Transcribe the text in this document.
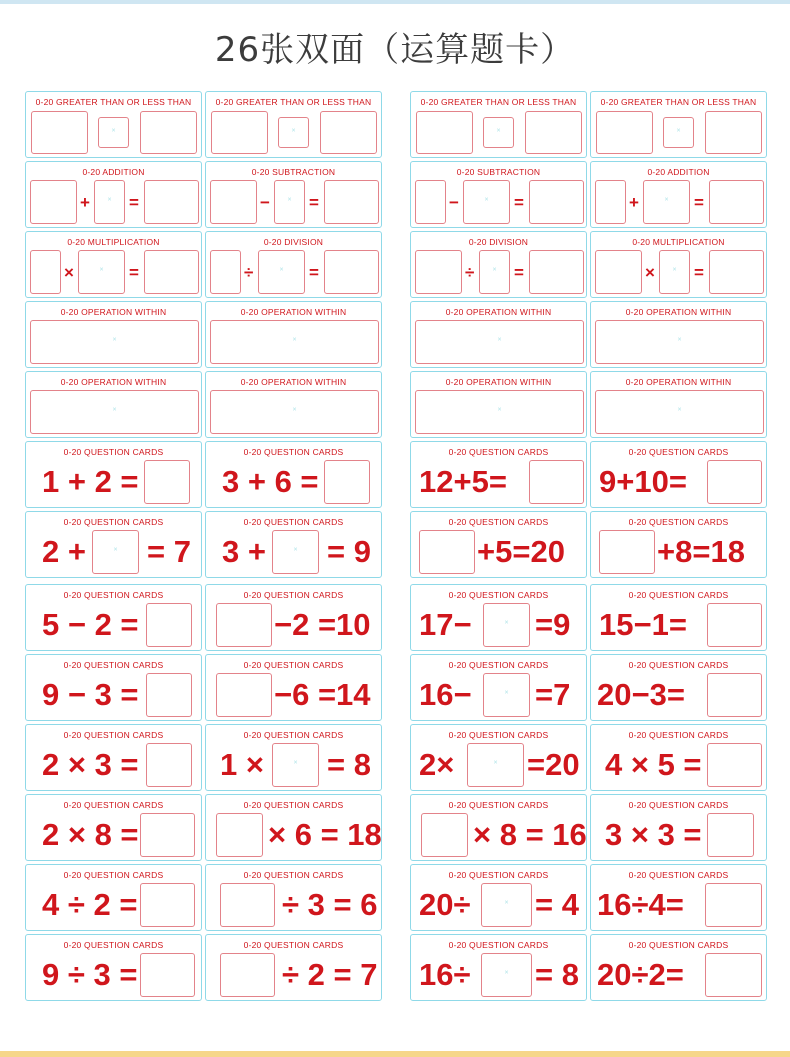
26张双面（运算题卡）
0-20 GREATER THAN OR LESS THAN
×
0-20 GREATER THAN OR LESS THAN
×
0-20 ADDITION
+	× =
0-20 SUBTRACTION
−	× =
0-20 MULTIPLICATION
×	× =
0-20 DIVISION
÷	× =
0-20 OPERATION WITHIN
×
0-20 OPERATION WITHIN
×
0-20 OPERATION WITHIN
×
0-20 OPERATION WITHIN
×
0-20 QUESTION CARDS
1 + 2 =
0-20 QUESTION CARDS
3 + 6 =
0-20 QUESTION CARDS
2 +	× = 7
0-20 QUESTION CARDS
3 +	× = 9
0-20 QUESTION CARDS
5 − 2 =
0-20 QUESTION CARDS
−2 =10
0-20 QUESTION CARDS
9 − 3 =
0-20 QUESTION CARDS
−6 =14
0-20 QUESTION CARDS
2 × 3 =
0-20 QUESTION CARDS
1 ×	× = 8
0-20 QUESTION CARDS
2 × 8 =
0-20 QUESTION CARDS
× 6 = 18
0-20 QUESTION CARDS
4 ÷ 2 =
0-20 QUESTION CARDS
÷ 3 = 6
0-20 QUESTION CARDS
9 ÷ 3 =
0-20 QUESTION CARDS
÷ 2 = 7
0-20 GREATER THAN OR LESS THAN
×
0-20 GREATER THAN OR LESS THAN
×
0-20 SUBTRACTION
−	× =
0-20 ADDITION
+	× =
0-20 DIVISION
÷	× =
0-20 MULTIPLICATION
×	× =
0-20 OPERATION WITHIN
×
0-20 OPERATION WITHIN
×
0-20 OPERATION WITHIN
×
0-20 OPERATION WITHIN
×
0-20 QUESTION CARDS
12+5=
0-20 QUESTION CARDS
9+10=
0-20 QUESTION CARDS
+5=20
0-20 QUESTION CARDS
+8=18
0-20 QUESTION CARDS
17−	× =9
0-20 QUESTION CARDS
15−1=
0-20 QUESTION CARDS
16−	× =7
0-20 QUESTION CARDS
20−3=
0-20 QUESTION CARDS
2×	× =20
0-20 QUESTION CARDS
4 × 5 =
0-20 QUESTION CARDS
× 8 = 16
0-20 QUESTION CARDS
3 × 3 =
0-20 QUESTION CARDS
20÷	× = 4
0-20 QUESTION CARDS
16÷4=
0-20 QUESTION CARDS
16÷	× = 8
0-20 QUESTION CARDS
20÷2=
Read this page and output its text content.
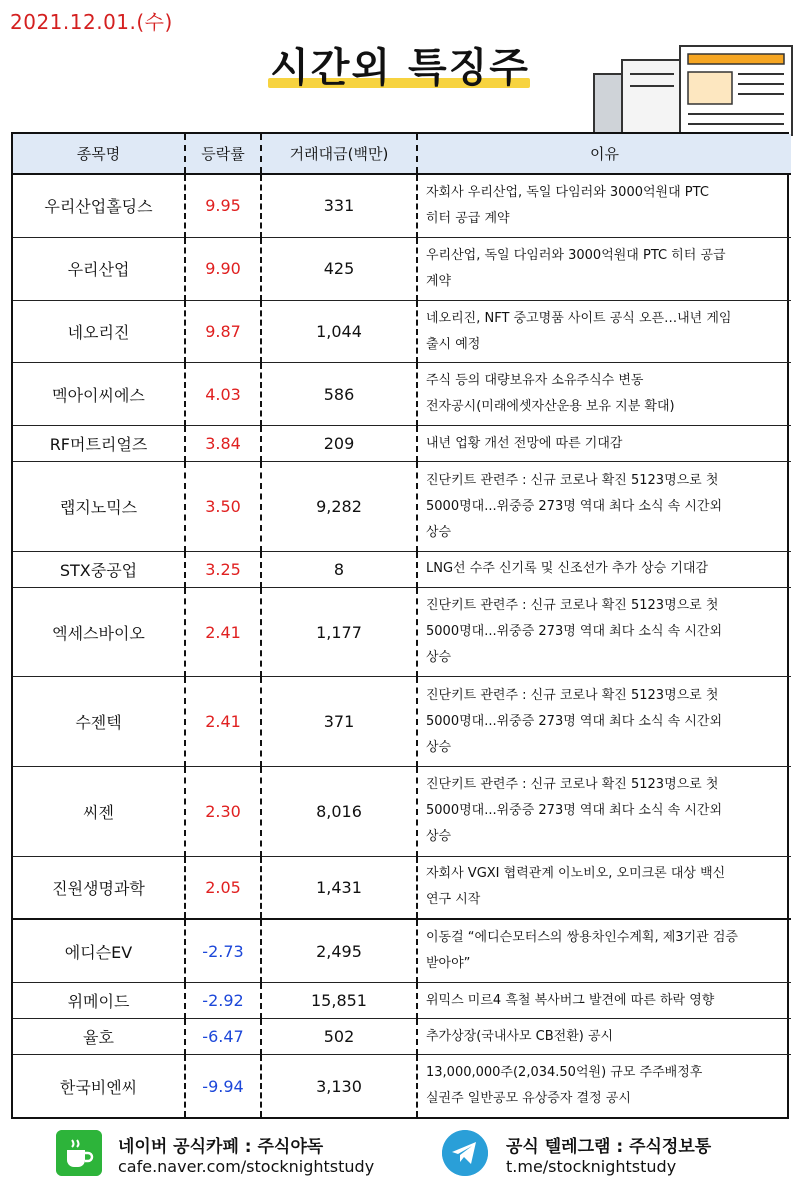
2021.12.01.(수)
시간외 특징주
종목명	등락률	거래대금(백만)	이유
우리산업홀딩스	9.95	331	자회사 우리산업, 독일 다임러와 3000억원대 PTC
히터 공급 계약

우리산업	9.90	425	우리산업, 독일 다임러와 3000억원대 PTC 히터 공급
계약

네오리진	9.87	1,044	네오리진, NFT 중고명품 사이트 공식 오픈…내년 게임
출시 예정

멕아이씨에스	4.03	586	주식 등의 대량보유자 소유주식수 변동
전자공시(미래에셋자산운용 보유 지분 확대)

RF머트리얼즈	3.84	209	내년 업황 개선 전망에 따른 기대감

랩지노믹스	3.50	9,282	진단키트 관련주 : 신규 코로나 확진 5123명으로 첫
5000명대...위중증 273명 역대 최다 소식 속 시간외
상승

STX중공업	3.25	8	LNG선 수주 신기록 및 신조선가 추가 상승 기대감

엑세스바이오	2.41	1,177	진단키트 관련주 : 신규 코로나 확진 5123명으로 첫
5000명대...위중증 273명 역대 최다 소식 속 시간외
상승

수젠텍	2.41	371	진단키트 관련주 : 신규 코로나 확진 5123명으로 첫
5000명대...위중증 273명 역대 최다 소식 속 시간외
상승

씨젠	2.30	8,016	진단키트 관련주 : 신규 코로나 확진 5123명으로 첫
5000명대...위중증 273명 역대 최다 소식 속 시간외
상승

진원생명과학	2.05	1,431	자회사 VGXI 협력관계 이노비오, 오미크론 대상 백신
연구 시작

에디슨EV	-2.73	2,495	이동걸 “에디슨모터스의 쌍용차인수계획, 제3기관 검증
받아야”

위메이드	-2.92	15,851	위믹스 미르4 흑철 복사버그 발견에 따른 하락 영향

율호	-6.47	502	추가상장(국내사모 CB전환) 공시

한국비엔씨	-9.94	3,130	13,000,000주(2,034.50억원) 규모 주주배정후
실권주 일반공모 유상증자 결정 공시
네이버 공식카페 : 주식야독
cafe.naver.com/stocknightstudy
공식 텔레그램 : 주식정보통
t.me/stocknightstudy
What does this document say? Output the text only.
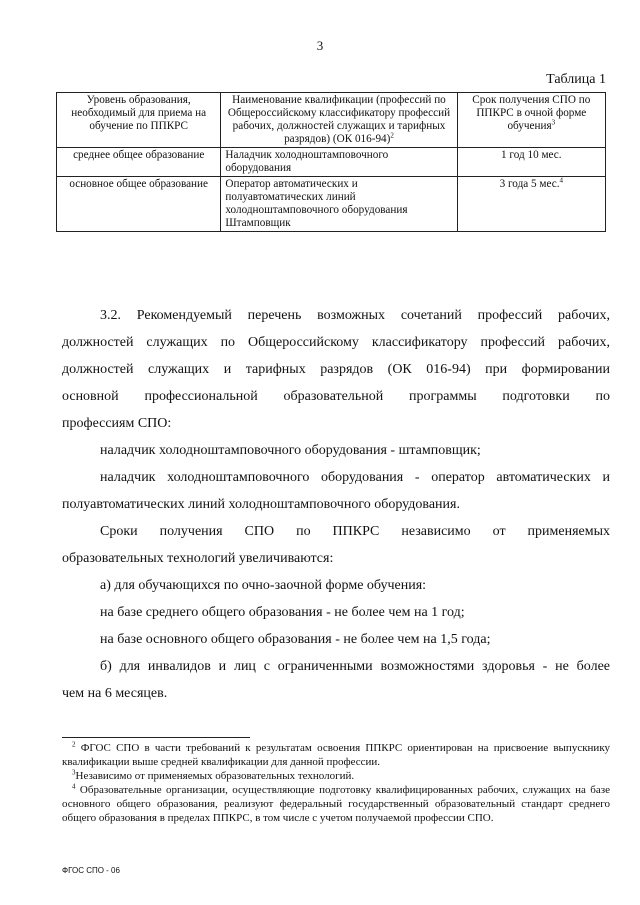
3
Таблица 1
Уровень образования, необходимый для приема на обучение по ППКРС	Наименование квалификации (профессий по Общероссийскому классификатору профессий рабочих, должностей служащих и тарифных разрядов) (ОК 016-94)$^2$	Срок получения СПО по ППКРС в очной форме обучения$^3$
среднее общее образование	Наладчик холодноштамповочного оборудования	1 год 10 мес.
основное общее образование	Оператор автоматических и полуавтоматических линий холодноштамповочного оборудования Штамповщик	3 года 5 мес.$^4$

3.2. Рекомендуемый перечень возможных сочетаний профессий рабочих,

должностей служащих по Общероссийскому классификатору профессий рабочих,

должностей служащих и тарифных разрядов (ОК 016-94) при формировании

основной профессиональной образовательной программы подготовки по

профессиям СПО:

наладчик холодноштамповочного оборудования - штамповщик;

наладчик холодноштамповочного оборудования - оператор автоматических и

полуавтоматических линий холодноштамповочного оборудования.

Сроки получения СПО по ППКРС независимо от применяемых

образовательных технологий увеличиваются:

а) для обучающихся по очно-заочной форме обучения:

на базе среднего общего образования - не более чем на 1 год;

на базе основного общего образования - не более чем на 1,5 года;

б) для инвалидов и лиц с ограниченными возможностями здоровья - не более

чем на 6 месяцев.

$^2$ ФГОС СПО в части требований к результатам освоения ППКРС ориентирован на присвоение выпускнику квалификации выше средней квалификации для данной профессии.

$^3$Независимо от применяемых образовательных технологий.

$^4$ Образовательные организации, осуществляющие подготовку квалифицированных рабочих, служащих на базе основного общего образования, реализуют федеральный государственный образовательный стандарт среднего общего образования в пределах ППКРС, в том числе с учетом получаемой профессии СПО.

ФГОС СПО - 06
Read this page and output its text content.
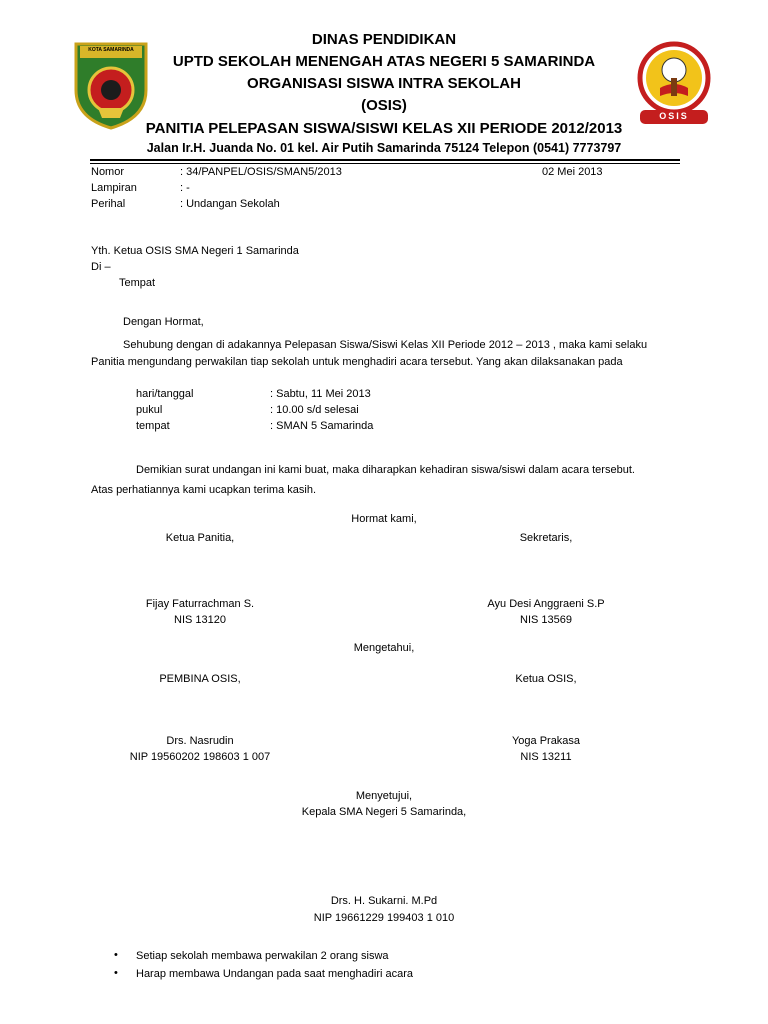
KOTA SAMARINDA
OSIS
DINAS PENDIDIKAN
UPTD SEKOLAH MENENGAH ATAS NEGERI 5 SAMARINDA
ORGANISASI SISWA INTRA SEKOLAH
(OSIS)
PANITIA PELEPASAN SISWA/SISWI KELAS XII PERIODE 2012/2013
Jalan Ir.H. Juanda No. 01 kel. Air Putih Samarinda 75124 Telepon (0541) 7773797
Nomor	: 34/PANPEL/OSIS/SMAN5/2013	02 Mei 2013
Lampiran	: -
Perihal	: Undangan Sekolah
Yth. Ketua OSIS SMA Negeri 1 Samarinda
Di –
Tempat
Dengan Hormat,
Sehubung dengan di adakannya Pelepasan Siswa/Siswi Kelas XII Periode 2012 – 2013 , maka kami selaku
Panitia mengundang perwakilan tiap sekolah untuk menghadiri acara tersebut. Yang akan dilaksanakan pada
hari/tanggal	: Sabtu, 11 Mei 2013
pukul	: 10.00 s/d selesai
tempat	: SMAN 5 Samarinda
Demikian surat undangan ini kami buat, maka diharapkan kehadiran siswa/siswi dalam acara tersebut.
Atas perhatiannya kami ucapkan terima kasih.
Hormat kami,
Ketua Panitia,	Sekretaris,
Fijay Faturrachman S.
NIS 13120
Ayu Desi Anggraeni S.P
NIS 13569
Mengetahui,
PEMBINA OSIS,	Ketua OSIS,
Drs. Nasrudin
NIP 19560202 198603 1 007
Yoga Prakasa
NIS 13211
Menyetujui,
Kepala SMA Negeri 5 Samarinda,
Drs. H. Sukarni. M.Pd
NIP 19661229 199403 1 010
• Setiap sekolah membawa perwakilan 2 orang siswa
• Harap membawa Undangan pada saat menghadiri acara
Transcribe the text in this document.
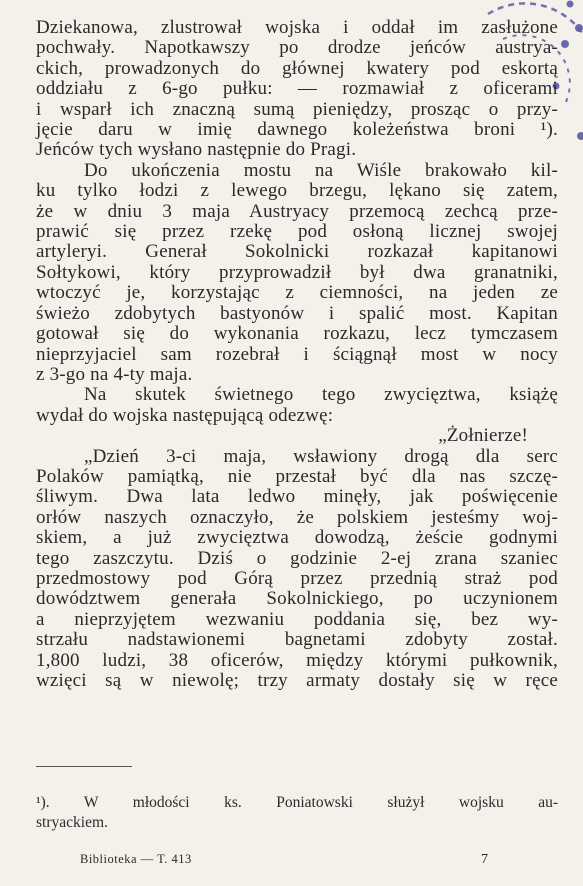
Dziekanowa, zlustrował wojska i oddał im zasłużone
pochwały. Napotkawszy po drodze jeńców austrya-
ckich, prowadzonych do głównej kwatery pod eskortą
oddziału z 6-go pułku: — rozmawiał z oficerami
i wsparł ich znaczną sumą pieniędzy, prosząc o przy-
jęcie daru w imię dawnego koleżeństwa broni ¹).
Jeńców tych wysłano następnie do Pragi.
Do ukończenia mostu na Wiśle brakowało kil-
ku tylko łodzi z lewego brzegu, lękano się zatem,
że w dniu 3 maja Austryacy przemocą zechcą prze-
prawić się przez rzekę pod osłoną licznej swojej
artyleryi. Generał Sokolnicki rozkazał kapitanowi
Sołtykowi, który przyprowadził był dwa granatniki,
wtoczyć je, korzystając z ciemności, na jeden ze
świeżo zdobytych bastyonów i spalić most. Kapitan
gotował się do wykonania rozkazu, lecz tymczasem
nieprzyjaciel sam rozebrał i ściągnął most w nocy
z 3-go na 4-ty maja.
Na skutek świetnego tego zwycięztwa, książę
wydał do wojska następującą odezwę:
„Żołnierze!
„Dzień 3-ci maja, wsławiony drogą dla serc
Polaków pamiątką, nie przestał być dla nas szczę-
śliwym. Dwa lata ledwo minęły, jak poświęcenie
orłów naszych oznaczyło, że polskiem jesteśmy woj-
skiem, a już zwycięztwa dowodzą, żeście godnymi
tego zaszczytu. Dziś o godzinie 2-ej zrana szaniec
przedmostowy pod Górą przez przednią straż pod
dowództwem generała Sokolnickiego, po uczynionem
a nieprzyjętem wezwaniu poddania się, bez wy-
strzału nadstawionemi bagnetami zdobyty został.
1,800 ludzi, 38 oficerów, między którymi pułkownik,
wzięci są w niewolę; trzy armaty dostały się w ręce
¹). W młodości ks. Poniatowski służył wojsku au-
stryackiem.
Biblioteka — T. 413	7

————

WHAT YOU WILL DO: Count the lines above that contain the word "должностей", and reply with only that number.

SOLUTION TO THE EXERCISE: 3